REQUEST -
With the pictures omitted, write out the entries that follow exactly as they stand.

(A run of records)

****

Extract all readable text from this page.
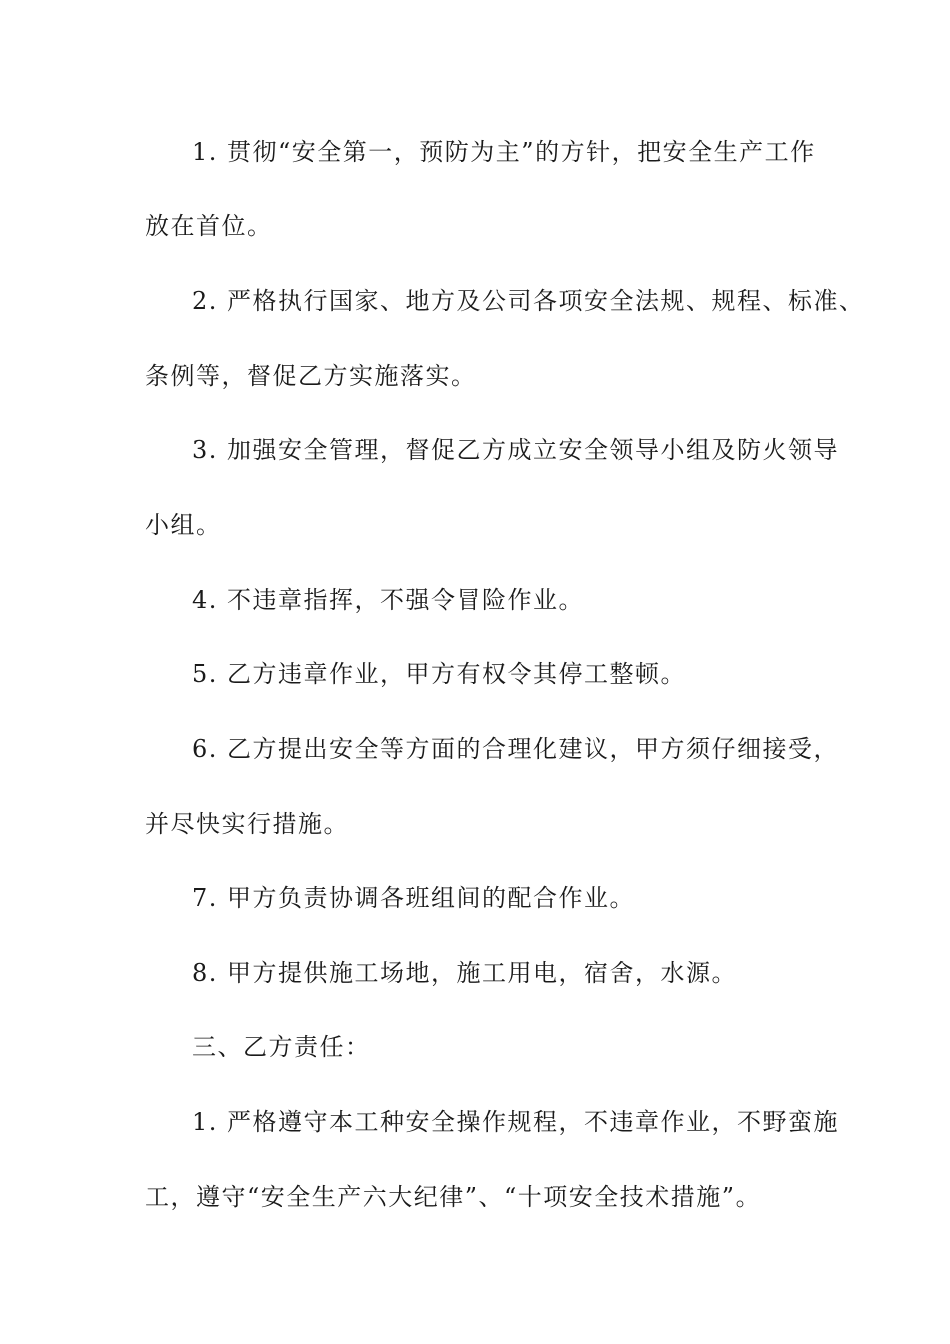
1. 贯彻“安全第一，预防为主”的方针，把安全生产工作
放在首位。
2. 严格执行国家、地方及公司各项安全法规、规程、标准、
条例等，督促乙方实施落实。
3. 加强安全管理，督促乙方成立安全领导小组及防火领导
小组。
4. 不违章指挥，不强令冒险作业。
5. 乙方违章作业，甲方有权令其停工整顿。
6. 乙方提出安全等方面的合理化建议，甲方须仔细接受，
并尽快实行措施。
7. 甲方负责协调各班组间的配合作业。
8. 甲方提供施工场地，施工用电，宿舍，水源。
三、乙方责任：
1. 严格遵守本工种安全操作规程，不违章作业，不野蛮施
工，遵守“安全生产六大纪律”、“十项安全技术措施”。
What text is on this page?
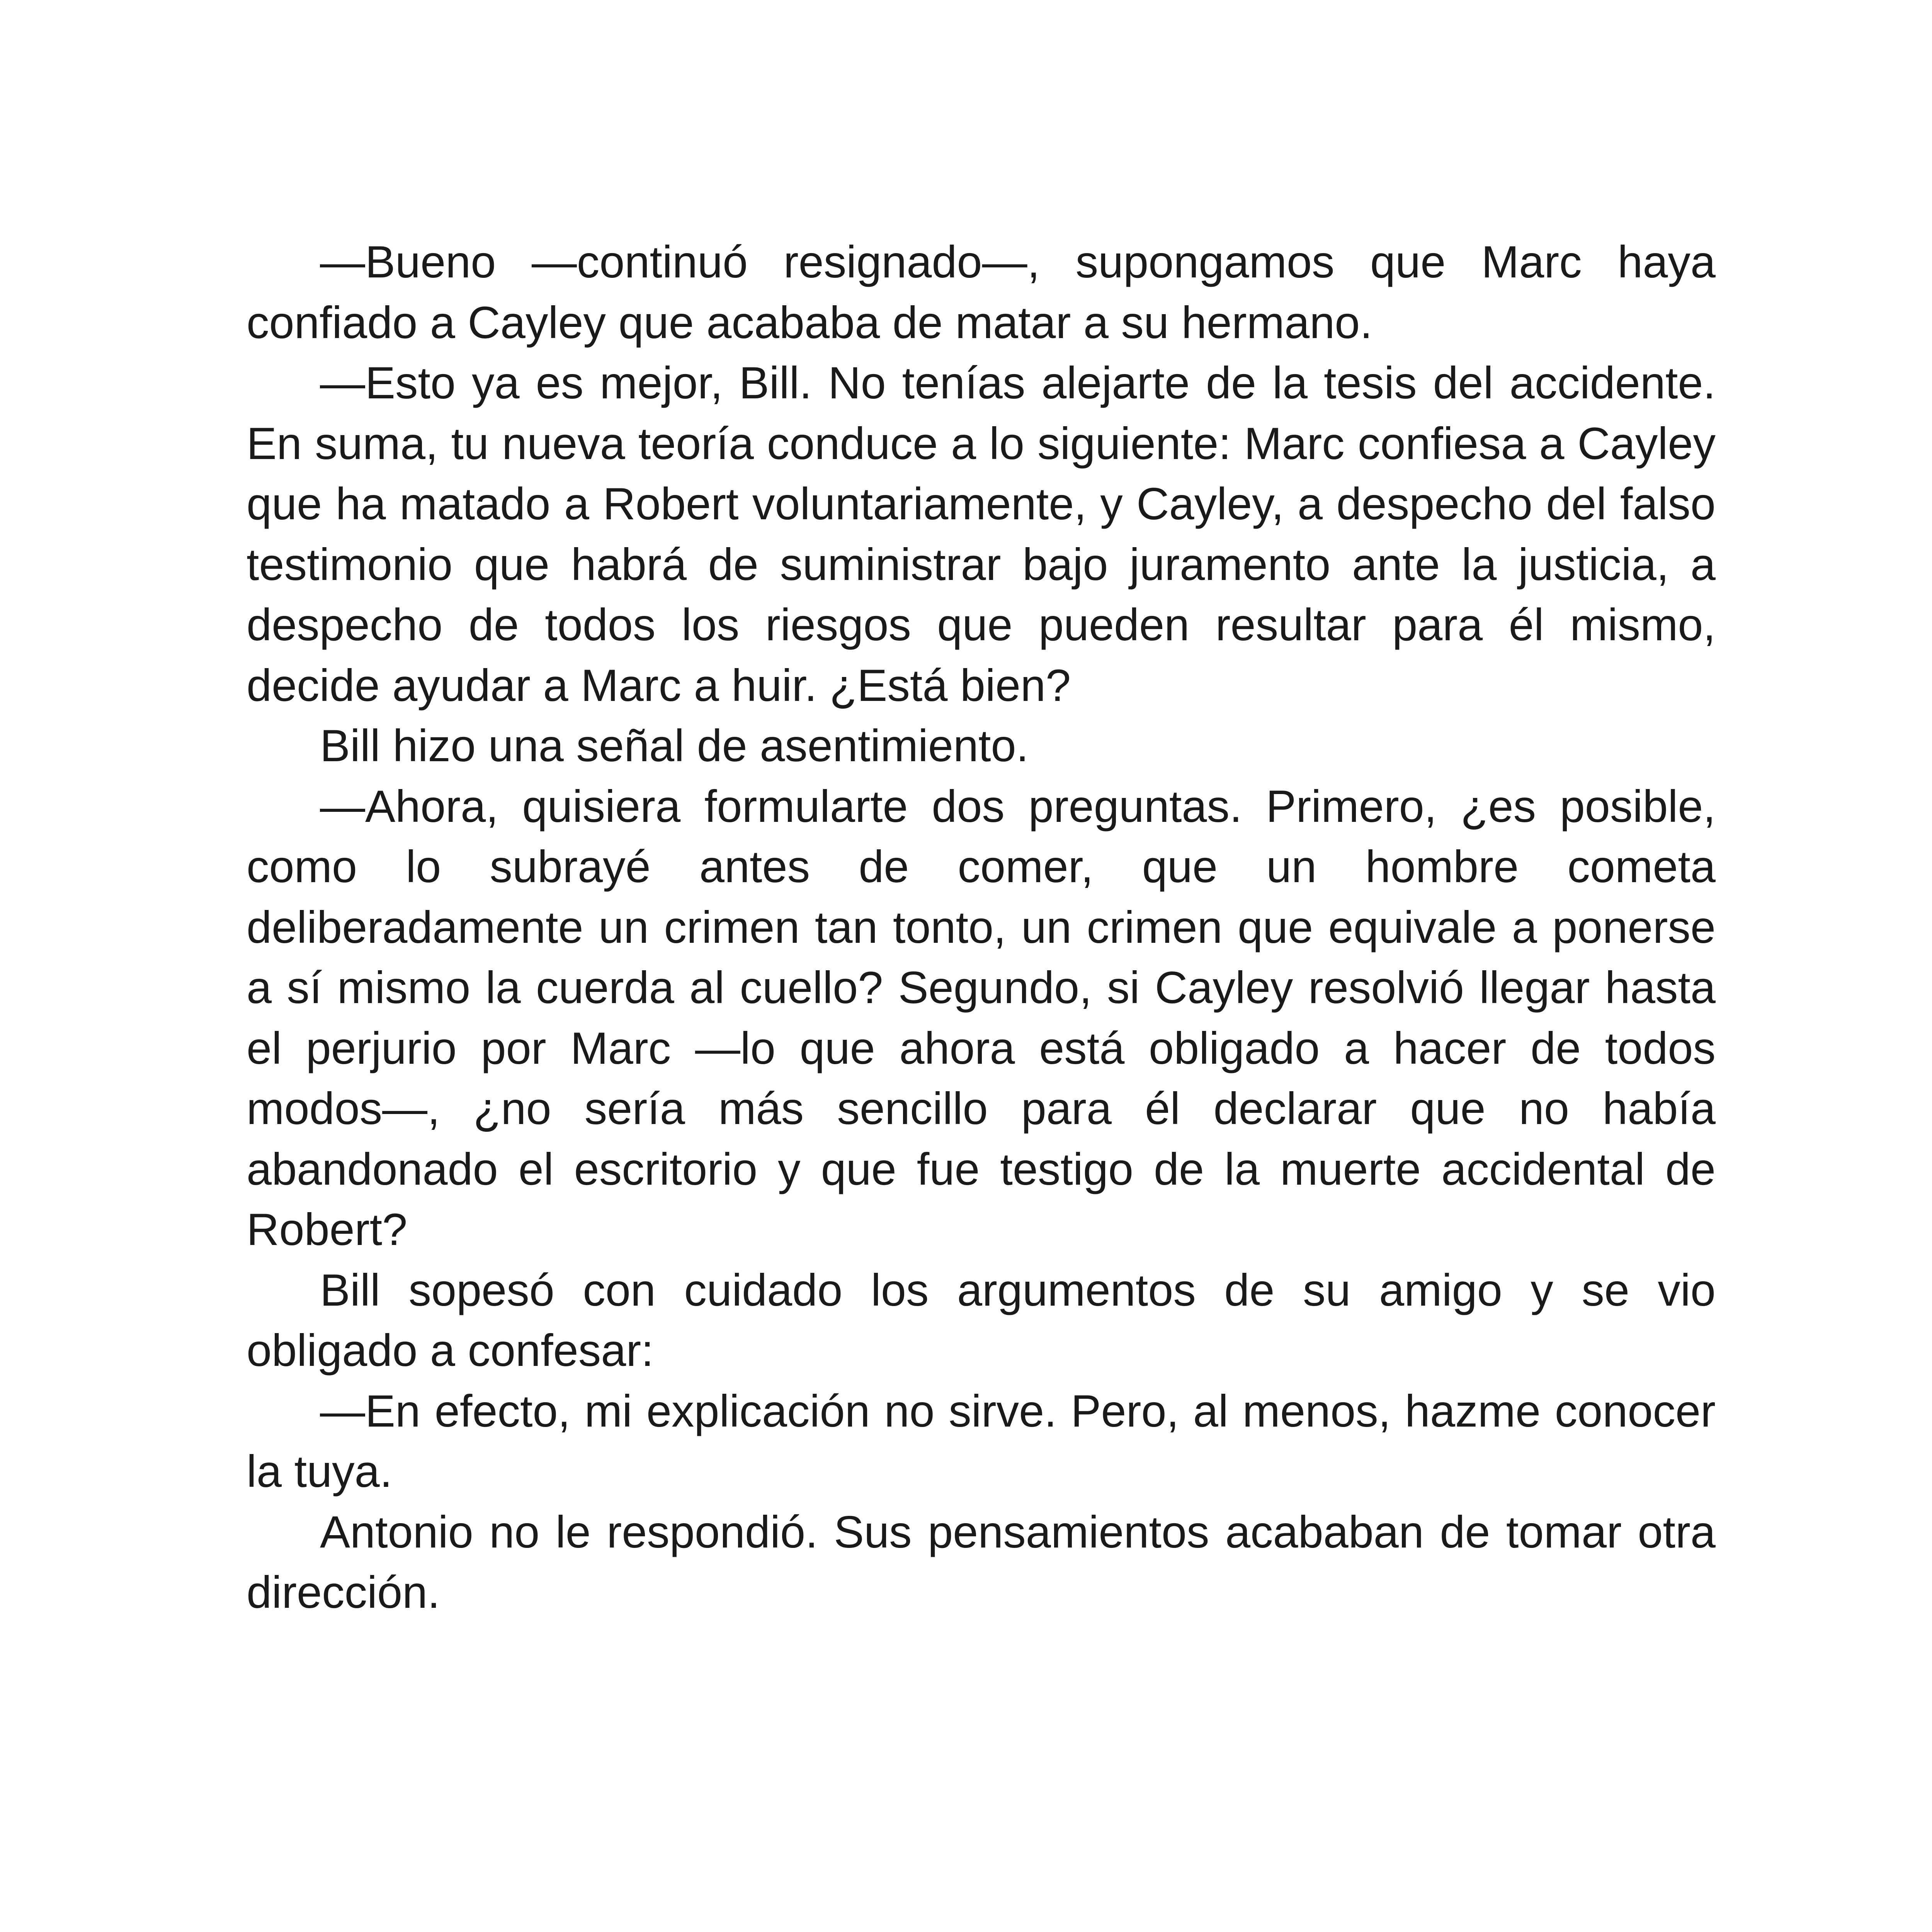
—Bueno —continuó resignado—, supongamos que Marc haya confiado a Cayley que acababa de matar a su hermano.

—Esto ya es mejor, Bill. No tenías alejarte de la tesis del accidente. En suma, tu nueva teoría conduce a lo siguiente: Marc confiesa a Cayley que ha matado a Robert voluntariamente, y Cayley, a despecho del falso testimonio que habrá de suministrar bajo juramento ante la justicia, a despecho de todos los riesgos que pueden resultar para él mismo, decide ayudar a Marc a huir. ¿Está bien?

Bill hizo una señal de asentimiento.

—Ahora, quisiera formularte dos preguntas. Primero, ¿es posible, como lo subrayé antes de comer, que un hombre cometa deliberadamente un crimen tan tonto, un crimen que equivale a ponerse a sí mismo la cuerda al cuello? Segundo, si Cayley resolvió llegar hasta el perjurio por Marc —lo que ahora está obligado a hacer de todos modos—, ¿no sería más sencillo para él declarar que no había abandonado el escritorio y que fue testigo de la muerte accidental de Robert?

Bill sopesó con cuidado los argumentos de su amigo y se vio obligado a confesar:

—En efecto, mi explicación no sirve. Pero, al menos, hazme conocer la tuya.

Antonio no le respondió. Sus pensamientos acababan de tomar otra dirección.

****

SOLUTION -
Extract all readable text from this page.
1. 贯彻“安全第一，预防为主”的方针，把安全生产工作
放在首位。
2. 严格执行国家、地方及公司各项安全法规、规程、标准、
条例等，督促乙方实施落实。
3. 加强安全管理，督促乙方成立安全领导小组及防火领导
小组。
4. 不违章指挥，不强令冒险作业。
5. 乙方违章作业，甲方有权令其停工整顿。
6. 乙方提出安全等方面的合理化建议，甲方须仔细接受，
并尽快实行措施。
7. 甲方负责协调各班组间的配合作业。
8. 甲方提供施工场地，施工用电，宿舍，水源。
三、乙方责任：
1. 严格遵守本工种安全操作规程，不违章作业，不野蛮施
工，遵守“安全生产六大纪律”、“十项安全技术措施”。
What text is on this page?
—Bueno —continuó resignado—, supongamos que Marc haya confiado a Cayley que acababa de matar a su hermano.

—Esto ya es mejor, Bill. No tenías alejarte de la tesis del accidente. En suma, tu nueva teoría conduce a lo siguiente: Marc confiesa a Cayley que ha matado a Robert voluntariamente, y Cayley, a despecho del falso testimonio que habrá de suministrar bajo juramento ante la justicia, a despecho de todos los riesgos que pueden resultar para él mismo, decide ayudar a Marc a huir. ¿Está bien?

Bill hizo una señal de asentimiento.

—Ahora, quisiera formularte dos preguntas. Primero, ¿es posible, como lo subrayé antes de comer, que un hombre cometa deliberadamente un crimen tan tonto, un crimen que equivale a ponerse a sí mismo la cuerda al cuello? Segundo, si Cayley resolvió llegar hasta el perjurio por Marc —lo que ahora está obligado a hacer de todos modos—, ¿no sería más sencillo para él declarar que no había abandonado el escritorio y que fue testigo de la muerte accidental de Robert?

Bill sopesó con cuidado los argumentos de su amigo y se vio obligado a confesar:

—En efecto, mi explicación no sirve. Pero, al menos, hazme conocer la tuya.

Antonio no le respondió. Sus pensamientos acababan de tomar otra dirección.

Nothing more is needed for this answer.